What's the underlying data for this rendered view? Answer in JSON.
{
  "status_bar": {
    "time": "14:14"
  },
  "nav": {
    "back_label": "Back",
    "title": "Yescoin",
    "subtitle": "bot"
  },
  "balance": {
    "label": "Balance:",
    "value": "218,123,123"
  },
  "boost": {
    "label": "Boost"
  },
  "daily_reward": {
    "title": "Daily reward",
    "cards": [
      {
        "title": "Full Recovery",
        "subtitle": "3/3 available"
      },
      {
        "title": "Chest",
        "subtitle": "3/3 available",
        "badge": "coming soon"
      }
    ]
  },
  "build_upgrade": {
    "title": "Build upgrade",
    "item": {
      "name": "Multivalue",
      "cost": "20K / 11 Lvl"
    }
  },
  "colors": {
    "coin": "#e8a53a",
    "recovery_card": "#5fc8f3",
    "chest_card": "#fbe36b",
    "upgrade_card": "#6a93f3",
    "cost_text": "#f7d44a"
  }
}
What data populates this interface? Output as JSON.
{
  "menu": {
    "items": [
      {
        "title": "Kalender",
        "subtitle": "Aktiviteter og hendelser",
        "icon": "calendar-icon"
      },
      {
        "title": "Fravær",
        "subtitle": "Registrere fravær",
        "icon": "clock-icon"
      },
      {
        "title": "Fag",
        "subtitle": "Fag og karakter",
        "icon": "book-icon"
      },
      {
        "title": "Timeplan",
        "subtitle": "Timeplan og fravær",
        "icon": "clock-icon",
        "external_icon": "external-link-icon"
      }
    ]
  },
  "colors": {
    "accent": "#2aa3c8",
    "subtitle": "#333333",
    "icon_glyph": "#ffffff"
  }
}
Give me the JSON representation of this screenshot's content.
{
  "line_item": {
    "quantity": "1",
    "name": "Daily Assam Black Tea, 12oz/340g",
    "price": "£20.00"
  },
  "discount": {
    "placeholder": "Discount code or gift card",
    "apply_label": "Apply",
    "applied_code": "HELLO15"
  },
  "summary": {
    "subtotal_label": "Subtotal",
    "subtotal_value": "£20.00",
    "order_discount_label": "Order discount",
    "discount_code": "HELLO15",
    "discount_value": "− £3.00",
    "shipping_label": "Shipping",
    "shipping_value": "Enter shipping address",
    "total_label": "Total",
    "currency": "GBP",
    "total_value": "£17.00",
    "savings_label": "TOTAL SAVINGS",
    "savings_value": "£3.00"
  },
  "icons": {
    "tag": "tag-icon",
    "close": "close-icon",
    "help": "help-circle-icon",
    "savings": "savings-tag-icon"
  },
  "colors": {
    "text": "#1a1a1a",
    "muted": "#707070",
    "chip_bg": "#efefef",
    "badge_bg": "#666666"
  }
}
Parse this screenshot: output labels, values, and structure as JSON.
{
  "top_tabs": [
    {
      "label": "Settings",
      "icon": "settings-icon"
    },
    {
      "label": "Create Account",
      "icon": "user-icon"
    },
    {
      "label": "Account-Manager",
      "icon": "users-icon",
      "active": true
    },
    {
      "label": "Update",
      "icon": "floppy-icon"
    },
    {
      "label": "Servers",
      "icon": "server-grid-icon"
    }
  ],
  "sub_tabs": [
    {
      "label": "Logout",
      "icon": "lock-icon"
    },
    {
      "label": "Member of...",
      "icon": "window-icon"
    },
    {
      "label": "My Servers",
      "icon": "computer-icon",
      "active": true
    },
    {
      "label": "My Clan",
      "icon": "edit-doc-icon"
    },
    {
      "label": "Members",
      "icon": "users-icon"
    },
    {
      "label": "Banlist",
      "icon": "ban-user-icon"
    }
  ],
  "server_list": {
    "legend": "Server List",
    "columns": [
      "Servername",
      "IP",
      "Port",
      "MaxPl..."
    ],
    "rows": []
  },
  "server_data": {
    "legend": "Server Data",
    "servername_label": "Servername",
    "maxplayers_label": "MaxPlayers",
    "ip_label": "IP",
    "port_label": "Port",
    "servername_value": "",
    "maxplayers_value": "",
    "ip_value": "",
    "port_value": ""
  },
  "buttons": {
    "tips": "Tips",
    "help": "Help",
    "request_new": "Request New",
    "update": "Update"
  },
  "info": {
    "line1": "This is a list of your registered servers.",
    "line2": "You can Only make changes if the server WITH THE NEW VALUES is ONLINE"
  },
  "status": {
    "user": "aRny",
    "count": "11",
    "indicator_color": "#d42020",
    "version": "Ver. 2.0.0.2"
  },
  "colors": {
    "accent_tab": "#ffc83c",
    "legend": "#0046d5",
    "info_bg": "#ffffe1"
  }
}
◆ ◆ ◆
#### Task:
Print all of the entries again, exactly as written.

#### Full response:
What's the underlying data for this rendered view? Answer in JSON.
{
  "status_bar": {
    "time": "14:14"
  },
  "nav": {
    "back_label": "Back",
    "title": "Yescoin",
    "subtitle": "bot"
  },
  "balance": {
    "label": "Balance:",
    "value": "218,123,123"
  },
  "boost": {
    "label": "Boost"
  },
  "daily_reward": {
    "title": "Daily reward",
    "cards": [
      {
        "title": "Full Recovery",
        "subtitle": "3/3 available"
      },
      {
        "title": "Chest",
        "subtitle": "3/3 available",
        "badge": "coming soon"
      }
    ]
  },
  "build_upgrade": {
    "title": "Build upgrade",
    "item": {
      "name": "Multivalue",
      "cost": "20K / 11 Lvl"
    }
  },
  "colors": {
    "coin": "#e8a53a",
    "recovery_card": "#5fc8f3",
    "chest_card": "#fbe36b",
    "upgrade_card": "#6a93f3",
    "cost_text": "#f7d44a"
  }
}
What data populates this interface? Output as JSON.
{
  "menu": {
    "items": [
      {
        "title": "Kalender",
        "subtitle": "Aktiviteter og hendelser",
        "icon": "calendar-icon"
      },
      {
        "title": "Fravær",
        "subtitle": "Registrere fravær",
        "icon": "clock-icon"
      },
      {
        "title": "Fag",
        "subtitle": "Fag og karakter",
        "icon": "book-icon"
      },
      {
        "title": "Timeplan",
        "subtitle": "Timeplan og fravær",
        "icon": "clock-icon",
        "external_icon": "external-link-icon"
      }
    ]
  },
  "colors": {
    "accent": "#2aa3c8",
    "subtitle": "#333333",
    "icon_glyph": "#ffffff"
  }
}
Give me the JSON representation of this screenshot's content.
{
  "line_item": {
    "quantity": "1",
    "name": "Daily Assam Black Tea, 12oz/340g",
    "price": "£20.00"
  },
  "discount": {
    "placeholder": "Discount code or gift card",
    "apply_label": "Apply",
    "applied_code": "HELLO15"
  },
  "summary": {
    "subtotal_label": "Subtotal",
    "subtotal_value": "£20.00",
    "order_discount_label": "Order discount",
    "discount_code": "HELLO15",
    "discount_value": "− £3.00",
    "shipping_label": "Shipping",
    "shipping_value": "Enter shipping address",
    "total_label": "Total",
    "currency": "GBP",
    "total_value": "£17.00",
    "savings_label": "TOTAL SAVINGS",
    "savings_value": "£3.00"
  },
  "icons": {
    "tag": "tag-icon",
    "close": "close-icon",
    "help": "help-circle-icon",
    "savings": "savings-tag-icon"
  },
  "colors": {
    "text": "#1a1a1a",
    "muted": "#707070",
    "chip_bg": "#efefef",
    "badge_bg": "#666666"
  }
}
Parse this screenshot: output labels, values, and structure as JSON.
{
  "top_tabs": [
    {
      "label": "Settings",
      "icon": "settings-icon"
    },
    {
      "label": "Create Account",
      "icon": "user-icon"
    },
    {
      "label": "Account-Manager",
      "icon": "users-icon",
      "active": true
    },
    {
      "label": "Update",
      "icon": "floppy-icon"
    },
    {
      "label": "Servers",
      "icon": "server-grid-icon"
    }
  ],
  "sub_tabs": [
    {
      "label": "Logout",
      "icon": "lock-icon"
    },
    {
      "label": "Member of...",
      "icon": "window-icon"
    },
    {
      "label": "My Servers",
      "icon": "computer-icon",
      "active": true
    },
    {
      "label": "My Clan",
      "icon": "edit-doc-icon"
    },
    {
      "label": "Members",
      "icon": "users-icon"
    },
    {
      "label": "Banlist",
      "icon": "ban-user-icon"
    }
  ],
  "server_list": {
    "legend": "Server List",
    "columns": [
      "Servername",
      "IP",
      "Port",
      "MaxPl..."
    ],
    "rows": []
  },
  "server_data": {
    "legend": "Server Data",
    "servername_label": "Servername",
    "maxplayers_label": "MaxPlayers",
    "ip_label": "IP",
    "port_label": "Port",
    "servername_value": "",
    "maxplayers_value": "",
    "ip_value": "",
    "port_value": ""
  },
  "buttons": {
    "tips": "Tips",
    "help": "Help",
    "request_new": "Request New",
    "update": "Update"
  },
  "info": {
    "line1": "This is a list of your registered servers.",
    "line2": "You can Only make changes if the server WITH THE NEW VALUES is ONLINE"
  },
  "status": {
    "user": "aRny",
    "count": "11",
    "indicator_color": "#d42020",
    "version": "Ver. 2.0.0.2"
  },
  "colors": {
    "accent_tab": "#ffc83c",
    "legend": "#0046d5",
    "info_bg": "#ffffe1"
  }
}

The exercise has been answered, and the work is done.